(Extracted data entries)

####

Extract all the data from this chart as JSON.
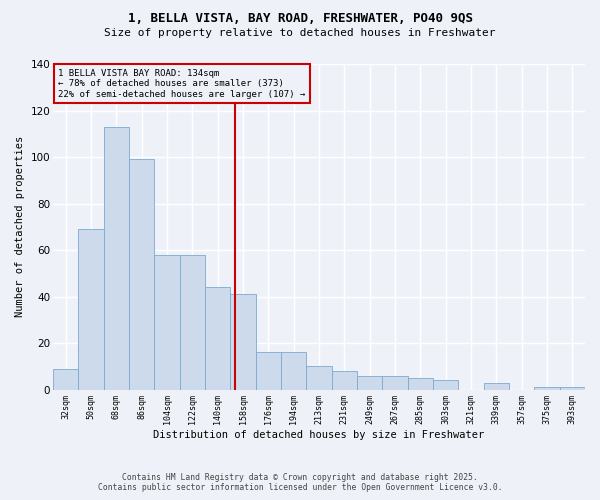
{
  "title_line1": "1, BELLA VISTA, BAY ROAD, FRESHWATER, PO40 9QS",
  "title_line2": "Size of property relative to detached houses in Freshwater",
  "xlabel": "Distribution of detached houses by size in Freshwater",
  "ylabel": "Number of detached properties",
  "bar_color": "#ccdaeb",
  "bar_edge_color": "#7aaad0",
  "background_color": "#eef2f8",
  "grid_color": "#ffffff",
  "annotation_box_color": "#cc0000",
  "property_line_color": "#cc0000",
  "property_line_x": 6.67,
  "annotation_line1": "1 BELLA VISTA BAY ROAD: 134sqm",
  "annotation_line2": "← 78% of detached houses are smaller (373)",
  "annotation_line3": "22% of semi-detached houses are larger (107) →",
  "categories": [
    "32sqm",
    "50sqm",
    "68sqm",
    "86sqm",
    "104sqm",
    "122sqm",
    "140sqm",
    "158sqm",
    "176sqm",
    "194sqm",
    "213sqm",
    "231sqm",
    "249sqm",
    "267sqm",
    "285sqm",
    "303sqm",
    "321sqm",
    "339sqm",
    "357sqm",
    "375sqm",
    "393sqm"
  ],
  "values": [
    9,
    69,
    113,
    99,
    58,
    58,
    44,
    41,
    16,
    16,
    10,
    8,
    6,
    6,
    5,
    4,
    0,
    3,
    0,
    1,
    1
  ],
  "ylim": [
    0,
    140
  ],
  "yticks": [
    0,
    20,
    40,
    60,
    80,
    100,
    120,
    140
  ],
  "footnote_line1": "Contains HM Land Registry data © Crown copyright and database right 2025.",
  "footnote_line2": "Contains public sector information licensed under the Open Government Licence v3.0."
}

####

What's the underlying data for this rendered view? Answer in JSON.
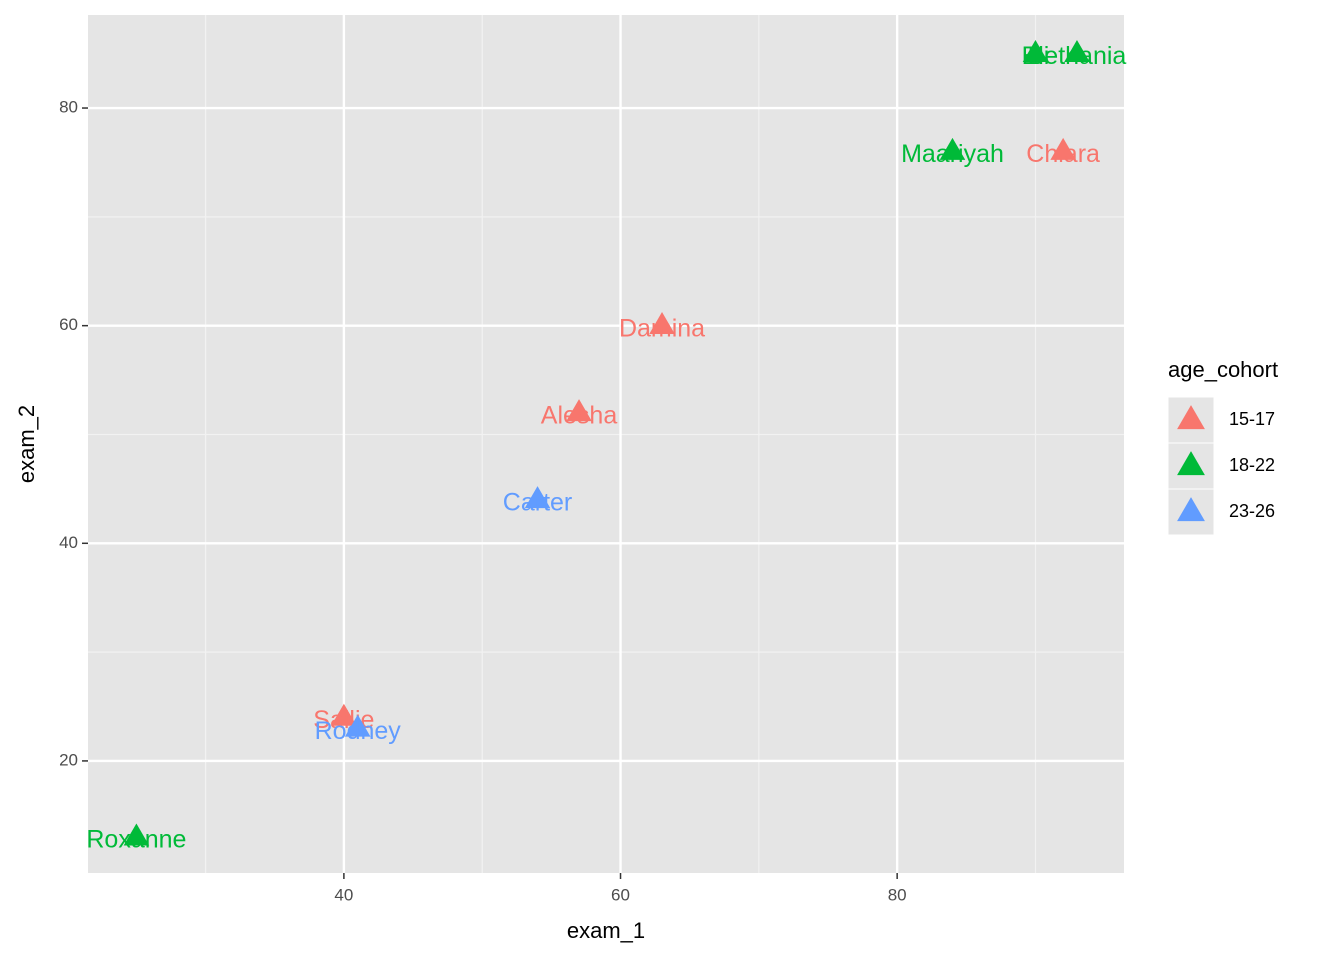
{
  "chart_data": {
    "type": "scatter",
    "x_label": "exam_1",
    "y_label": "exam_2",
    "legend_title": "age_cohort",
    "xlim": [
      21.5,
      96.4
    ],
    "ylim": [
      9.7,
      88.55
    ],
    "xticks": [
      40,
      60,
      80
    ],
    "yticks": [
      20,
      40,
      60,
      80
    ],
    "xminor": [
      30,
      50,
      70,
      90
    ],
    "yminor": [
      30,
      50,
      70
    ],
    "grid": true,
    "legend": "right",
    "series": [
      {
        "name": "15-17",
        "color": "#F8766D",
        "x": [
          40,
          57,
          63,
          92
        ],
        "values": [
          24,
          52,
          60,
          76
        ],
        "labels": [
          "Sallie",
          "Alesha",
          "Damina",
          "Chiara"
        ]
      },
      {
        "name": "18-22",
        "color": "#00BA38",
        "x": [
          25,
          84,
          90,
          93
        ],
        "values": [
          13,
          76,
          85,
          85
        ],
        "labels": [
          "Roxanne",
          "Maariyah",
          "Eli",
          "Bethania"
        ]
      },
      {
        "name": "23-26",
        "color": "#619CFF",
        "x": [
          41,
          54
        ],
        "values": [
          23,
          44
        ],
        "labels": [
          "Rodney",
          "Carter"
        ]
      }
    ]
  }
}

####

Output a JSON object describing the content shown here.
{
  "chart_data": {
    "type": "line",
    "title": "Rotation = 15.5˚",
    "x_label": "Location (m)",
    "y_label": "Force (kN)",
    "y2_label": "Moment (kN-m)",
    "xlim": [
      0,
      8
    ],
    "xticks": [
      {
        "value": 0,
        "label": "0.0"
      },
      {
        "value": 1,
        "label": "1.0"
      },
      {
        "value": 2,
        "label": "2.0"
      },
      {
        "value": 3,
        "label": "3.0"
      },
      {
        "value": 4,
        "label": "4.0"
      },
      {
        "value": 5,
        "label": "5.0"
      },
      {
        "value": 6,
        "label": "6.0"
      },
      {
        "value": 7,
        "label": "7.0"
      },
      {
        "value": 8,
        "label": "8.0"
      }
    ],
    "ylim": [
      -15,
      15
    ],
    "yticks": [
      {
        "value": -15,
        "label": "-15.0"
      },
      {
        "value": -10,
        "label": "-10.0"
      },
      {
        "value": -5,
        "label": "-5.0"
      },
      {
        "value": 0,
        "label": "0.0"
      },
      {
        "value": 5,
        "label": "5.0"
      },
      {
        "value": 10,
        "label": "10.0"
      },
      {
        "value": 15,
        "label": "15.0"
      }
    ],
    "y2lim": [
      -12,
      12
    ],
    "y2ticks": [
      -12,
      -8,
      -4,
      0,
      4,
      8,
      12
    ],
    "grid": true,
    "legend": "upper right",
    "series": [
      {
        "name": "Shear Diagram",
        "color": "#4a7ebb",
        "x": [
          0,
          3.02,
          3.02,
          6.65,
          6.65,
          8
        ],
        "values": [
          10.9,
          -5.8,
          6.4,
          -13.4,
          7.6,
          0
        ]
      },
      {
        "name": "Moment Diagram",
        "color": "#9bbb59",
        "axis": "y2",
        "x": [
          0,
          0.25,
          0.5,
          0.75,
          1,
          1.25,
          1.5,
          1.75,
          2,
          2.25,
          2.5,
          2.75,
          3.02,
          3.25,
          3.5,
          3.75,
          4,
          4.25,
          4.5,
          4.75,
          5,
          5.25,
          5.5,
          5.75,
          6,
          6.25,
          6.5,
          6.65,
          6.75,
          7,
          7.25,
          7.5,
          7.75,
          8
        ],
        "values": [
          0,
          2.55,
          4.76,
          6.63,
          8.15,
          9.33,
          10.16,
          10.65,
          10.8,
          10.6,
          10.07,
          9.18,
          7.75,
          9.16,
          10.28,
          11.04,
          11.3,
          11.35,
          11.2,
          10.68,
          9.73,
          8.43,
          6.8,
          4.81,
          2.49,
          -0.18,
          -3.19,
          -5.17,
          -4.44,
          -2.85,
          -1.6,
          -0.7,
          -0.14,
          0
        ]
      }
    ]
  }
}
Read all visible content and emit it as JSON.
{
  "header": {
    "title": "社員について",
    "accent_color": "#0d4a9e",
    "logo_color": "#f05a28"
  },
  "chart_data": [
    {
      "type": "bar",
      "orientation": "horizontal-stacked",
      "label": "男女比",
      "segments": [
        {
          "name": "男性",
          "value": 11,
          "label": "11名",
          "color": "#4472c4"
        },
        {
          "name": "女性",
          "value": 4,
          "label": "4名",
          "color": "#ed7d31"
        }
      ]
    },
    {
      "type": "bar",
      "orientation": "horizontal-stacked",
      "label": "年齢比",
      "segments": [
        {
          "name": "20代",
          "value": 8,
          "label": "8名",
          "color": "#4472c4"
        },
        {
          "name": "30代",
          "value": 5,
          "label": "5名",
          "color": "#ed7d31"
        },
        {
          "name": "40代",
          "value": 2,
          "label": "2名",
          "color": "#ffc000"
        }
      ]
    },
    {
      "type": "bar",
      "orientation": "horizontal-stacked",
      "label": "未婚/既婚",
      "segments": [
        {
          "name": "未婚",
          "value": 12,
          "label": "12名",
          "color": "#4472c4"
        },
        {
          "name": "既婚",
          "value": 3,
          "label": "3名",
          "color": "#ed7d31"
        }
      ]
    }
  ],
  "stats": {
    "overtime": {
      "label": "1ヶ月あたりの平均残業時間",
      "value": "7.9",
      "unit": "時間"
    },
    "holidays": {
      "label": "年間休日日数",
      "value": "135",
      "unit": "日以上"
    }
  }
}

####

Given exercise: Lines that include the word "name" are to be extracted from the data above.

The solution:
        "name": "15-17",
        "name": "18-22",
        "name": "23-26",
        "name": "Shear Diagram",
        "name": "Moment Diagram",
          "name": "男性",
          "name": "女性",
          "name": "20代",
          "name": "30代",
          "name": "40代",
          "name": "未婚",
          "name": "既婚",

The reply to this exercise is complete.